* INSTRUCTION
Reproduce the records that follow in full, excluding any picture they contain.
* BEGIN TASK INPUTS *
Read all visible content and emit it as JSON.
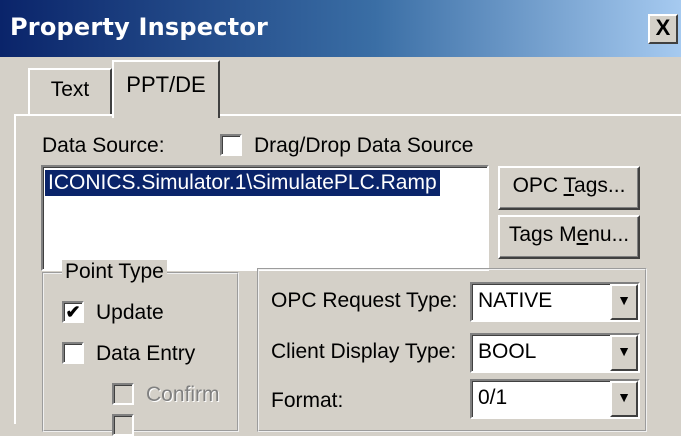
{
  "window": {
    "title": "Property Inspector",
    "close_glyph": "X"
  },
  "tabs": [
    {
      "label": "Text",
      "active": false
    },
    {
      "label": "PPT/DE",
      "active": true
    }
  ],
  "data_source": {
    "label": "Data Source:",
    "dragdrop_label": "Drag/Drop Data Source",
    "dragdrop_checked": false,
    "value": "ICONICS.Simulator.1\\SimulatePLC.Ramp"
  },
  "buttons": {
    "opc_tags_pre": "OPC ",
    "opc_tags_mnemonic": "T",
    "opc_tags_post": "ags...",
    "tags_menu_pre": "Tags M",
    "tags_menu_mnemonic": "e",
    "tags_menu_post": "nu..."
  },
  "point_type": {
    "legend": "Point Type",
    "update_label": "Update",
    "update_checked": true,
    "data_entry_label": "Data Entry",
    "data_entry_checked": false,
    "confirm_label": "Confirm",
    "confirm_disabled": true,
    "check_glyph": "✔"
  },
  "opc": {
    "request_type_label": "OPC Request Type:",
    "request_type_value": "NATIVE",
    "client_display_label": "Client Display Type:",
    "client_display_value": "BOOL",
    "format_label": "Format:",
    "format_value": "0/1",
    "arrow_glyph": "▼"
  },
  "colors": {
    "title_bar": "#0a246a",
    "selection": "#0a246a",
    "face": "#d4d0c8"
  }
}
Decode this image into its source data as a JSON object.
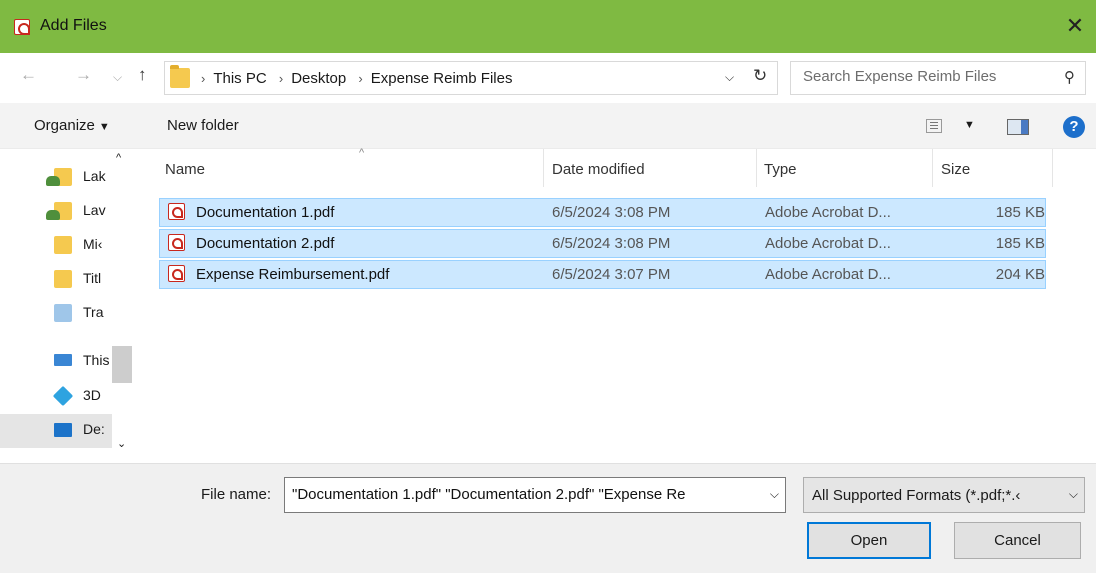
{
  "window": {
    "title": "Add Files",
    "close_glyph": "✕"
  },
  "nav": {
    "back_glyph": "←",
    "forward_glyph": "→",
    "recent_glyph": "⌵",
    "up_glyph": "↑",
    "breadcrumb": [
      "This PC",
      "Desktop",
      "Expense Reimb Files"
    ],
    "breadcrumb_sep": "›",
    "dropdown_glyph": "⌵",
    "refresh_glyph": "↻"
  },
  "search": {
    "placeholder": "Search Expense Reimb Files",
    "icon_glyph": "⚲"
  },
  "toolbar": {
    "organize_label": "Organize",
    "organize_caret": "▼",
    "new_folder_label": "New folder",
    "view_caret": "▼",
    "help_label": "?"
  },
  "sidebar": {
    "scroll_up": "^",
    "scroll_down": "⌄",
    "items": [
      {
        "label": "Lak",
        "icon": "shared-folder-icon"
      },
      {
        "label": "Lav",
        "icon": "shared-folder-icon"
      },
      {
        "label": "Mi‹",
        "icon": "folder-icon"
      },
      {
        "label": "Titl",
        "icon": "folder-icon"
      },
      {
        "label": "Tra",
        "icon": "network-folder-icon"
      },
      {
        "label": "This",
        "icon": "this-pc-icon"
      },
      {
        "label": "3D",
        "icon": "3d-objects-icon"
      },
      {
        "label": "De:",
        "icon": "desktop-icon",
        "selected": true
      }
    ]
  },
  "file_list": {
    "sort_indicator": "^",
    "columns": [
      "Name",
      "Date modified",
      "Type",
      "Size"
    ],
    "rows": [
      {
        "name": "Documentation 1.pdf",
        "date": "6/5/2024 3:08 PM",
        "type": "Adobe Acrobat D...",
        "size": "185 KB"
      },
      {
        "name": "Documentation 2.pdf",
        "date": "6/5/2024 3:08 PM",
        "type": "Adobe Acrobat D...",
        "size": "185 KB"
      },
      {
        "name": "Expense Reimbursement.pdf",
        "date": "6/5/2024 3:07 PM",
        "type": "Adobe Acrobat D...",
        "size": "204 KB"
      }
    ]
  },
  "footer": {
    "file_name_label": "File name:",
    "file_name_value": "\"Documentation 1.pdf\" \"Documentation 2.pdf\" \"Expense Re",
    "dropdown_glyph": "⌵",
    "filter_value": "All Supported Formats (*.pdf;*.‹",
    "open_label": "Open",
    "cancel_label": "Cancel"
  },
  "colors": {
    "title_bar": "#7fba42",
    "selection_fill": "#cce8ff",
    "selection_border": "#99d1ff",
    "pdf_red": "#c8281e",
    "default_button_border": "#0078d7"
  }
}
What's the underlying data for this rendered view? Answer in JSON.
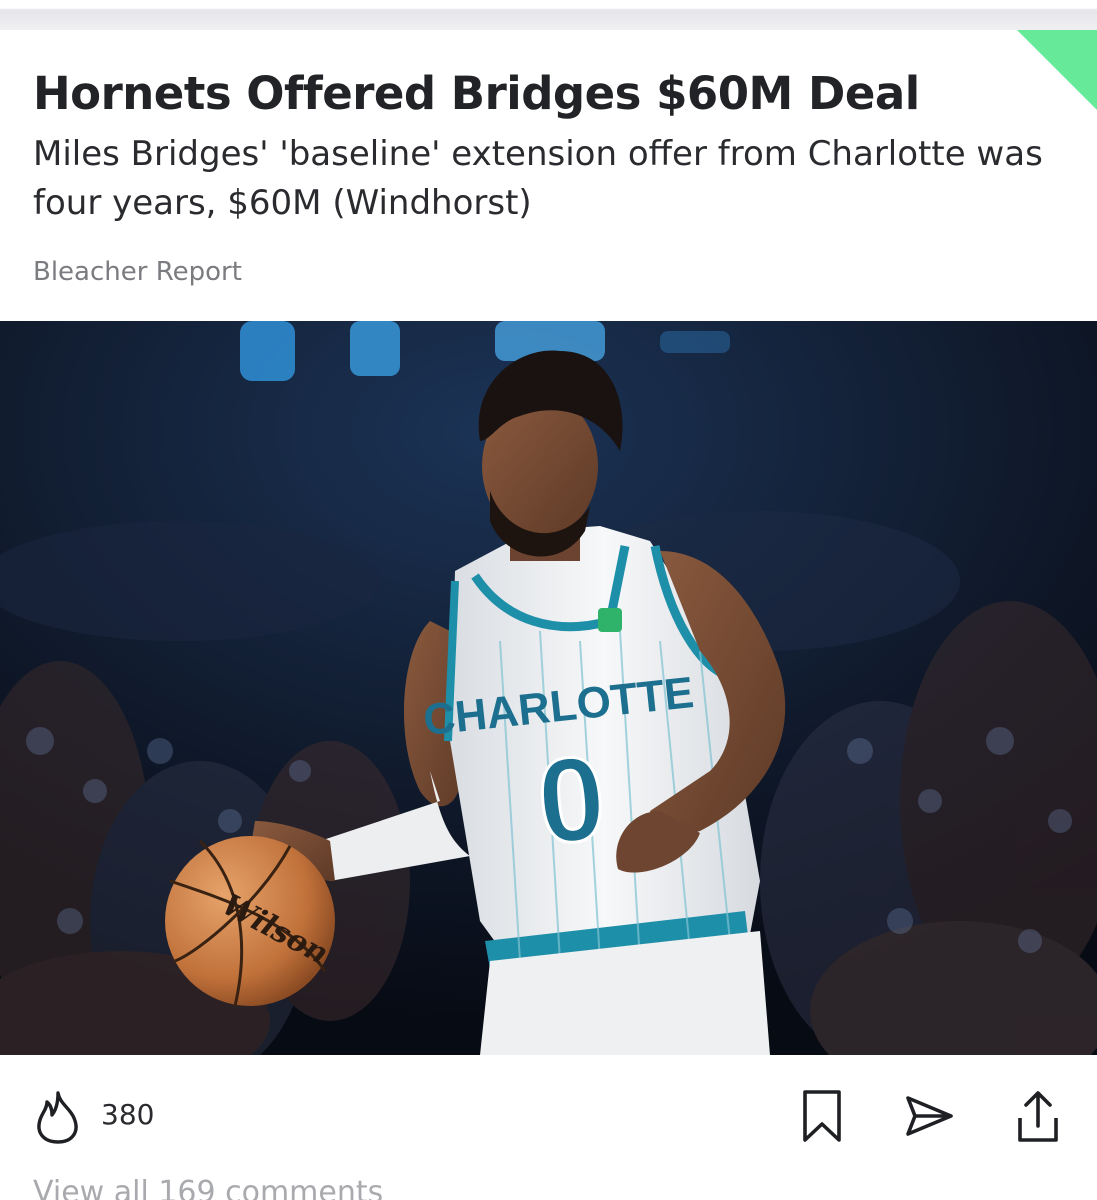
{
  "article": {
    "headline": "Hornets Offered Bridges $60M Deal",
    "subhead": "Miles Bridges' 'baseline' extension offer from Charlotte was four years, $60M (Windhorst)",
    "source": "Bleacher Report"
  },
  "photo": {
    "jersey_text": "CHARLOTTE",
    "jersey_number": "0",
    "ball_brand": "Wilson"
  },
  "actions": {
    "reaction_icon": "flame-icon",
    "reaction_count": "380",
    "bookmark_icon": "bookmark-icon",
    "send_icon": "send-icon",
    "share_icon": "share-icon"
  },
  "comments": {
    "link_text": "View all 169 comments"
  },
  "colors": {
    "accent": "#67e99a",
    "teal": "#1e8fa8"
  }
}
* END TASK INPUTS *
* RESULT FOR THIS EXERCISE
Read all visible content and emit it as JSON.
{
  "window": {
    "title": "Property Inspector",
    "close_glyph": "X"
  },
  "tabs": [
    {
      "label": "Text",
      "active": false
    },
    {
      "label": "PPT/DE",
      "active": true
    }
  ],
  "data_source": {
    "label": "Data Source:",
    "dragdrop_label": "Drag/Drop Data Source",
    "dragdrop_checked": false,
    "value": "ICONICS.Simulator.1\\SimulatePLC.Ramp"
  },
  "buttons": {
    "opc_tags_pre": "OPC ",
    "opc_tags_mnemonic": "T",
    "opc_tags_post": "ags...",
    "tags_menu_pre": "Tags M",
    "tags_menu_mnemonic": "e",
    "tags_menu_post": "nu..."
  },
  "point_type": {
    "legend": "Point Type",
    "update_label": "Update",
    "update_checked": true,
    "data_entry_label": "Data Entry",
    "data_entry_checked": false,
    "confirm_label": "Confirm",
    "confirm_disabled": true,
    "check_glyph": "✔"
  },
  "opc": {
    "request_type_label": "OPC Request Type:",
    "request_type_value": "NATIVE",
    "client_display_label": "Client Display Type:",
    "client_display_value": "BOOL",
    "format_label": "Format:",
    "format_value": "0/1",
    "arrow_glyph": "▼"
  },
  "colors": {
    "title_bar": "#0a246a",
    "selection": "#0a246a",
    "face": "#d4d0c8"
  }
}
Decode this image into its source data as a JSON object.
{
  "window": {
    "title": "Add Files",
    "close_glyph": "✕"
  },
  "nav": {
    "back_glyph": "←",
    "forward_glyph": "→",
    "recent_glyph": "⌵",
    "up_glyph": "↑",
    "breadcrumb": [
      "This PC",
      "Desktop",
      "Expense Reimb Files"
    ],
    "breadcrumb_sep": "›",
    "dropdown_glyph": "⌵",
    "refresh_glyph": "↻"
  },
  "search": {
    "placeholder": "Search Expense Reimb Files",
    "icon_glyph": "⚲"
  },
  "toolbar": {
    "organize_label": "Organize",
    "organize_caret": "▼",
    "new_folder_label": "New folder",
    "view_caret": "▼",
    "help_label": "?"
  },
  "sidebar": {
    "scroll_up": "^",
    "scroll_down": "⌄",
    "items": [
      {
        "label": "Lak",
        "icon": "shared-folder-icon"
      },
      {
        "label": "Lav",
        "icon": "shared-folder-icon"
      },
      {
        "label": "Mi‹",
        "icon": "folder-icon"
      },
      {
        "label": "Titl",
        "icon": "folder-icon"
      },
      {
        "label": "Tra",
        "icon": "network-folder-icon"
      },
      {
        "label": "This",
        "icon": "this-pc-icon"
      },
      {
        "label": "3D",
        "icon": "3d-objects-icon"
      },
      {
        "label": "De:",
        "icon": "desktop-icon",
        "selected": true
      }
    ]
  },
  "file_list": {
    "sort_indicator": "^",
    "columns": [
      "Name",
      "Date modified",
      "Type",
      "Size"
    ],
    "rows": [
      {
        "name": "Documentation 1.pdf",
        "date": "6/5/2024 3:08 PM",
        "type": "Adobe Acrobat D...",
        "size": "185 KB"
      },
      {
        "name": "Documentation 2.pdf",
        "date": "6/5/2024 3:08 PM",
        "type": "Adobe Acrobat D...",
        "size": "185 KB"
      },
      {
        "name": "Expense Reimbursement.pdf",
        "date": "6/5/2024 3:07 PM",
        "type": "Adobe Acrobat D...",
        "size": "204 KB"
      }
    ]
  },
  "footer": {
    "file_name_label": "File name:",
    "file_name_value": "\"Documentation 1.pdf\" \"Documentation 2.pdf\" \"Expense Re",
    "dropdown_glyph": "⌵",
    "filter_value": "All Supported Formats (*.pdf;*.‹",
    "open_label": "Open",
    "cancel_label": "Cancel"
  },
  "colors": {
    "title_bar": "#7fba42",
    "selection_fill": "#cce8ff",
    "selection_border": "#99d1ff",
    "pdf_red": "#c8281e",
    "default_button_border": "#0078d7"
  }
}
What's the underlying data for this rendered view? Answer in JSON.
{
  "article": {
    "headline": "Hornets Offered Bridges $60M Deal",
    "subhead": "Miles Bridges' 'baseline' extension offer from Charlotte was four years, $60M (Windhorst)",
    "source": "Bleacher Report"
  },
  "photo": {
    "jersey_text": "CHARLOTTE",
    "jersey_number": "0",
    "ball_brand": "Wilson"
  },
  "actions": {
    "reaction_icon": "flame-icon",
    "reaction_count": "380",
    "bookmark_icon": "bookmark-icon",
    "send_icon": "send-icon",
    "share_icon": "share-icon"
  },
  "comments": {
    "link_text": "View all 169 comments"
  },
  "colors": {
    "accent": "#67e99a",
    "teal": "#1e8fa8"
  }
}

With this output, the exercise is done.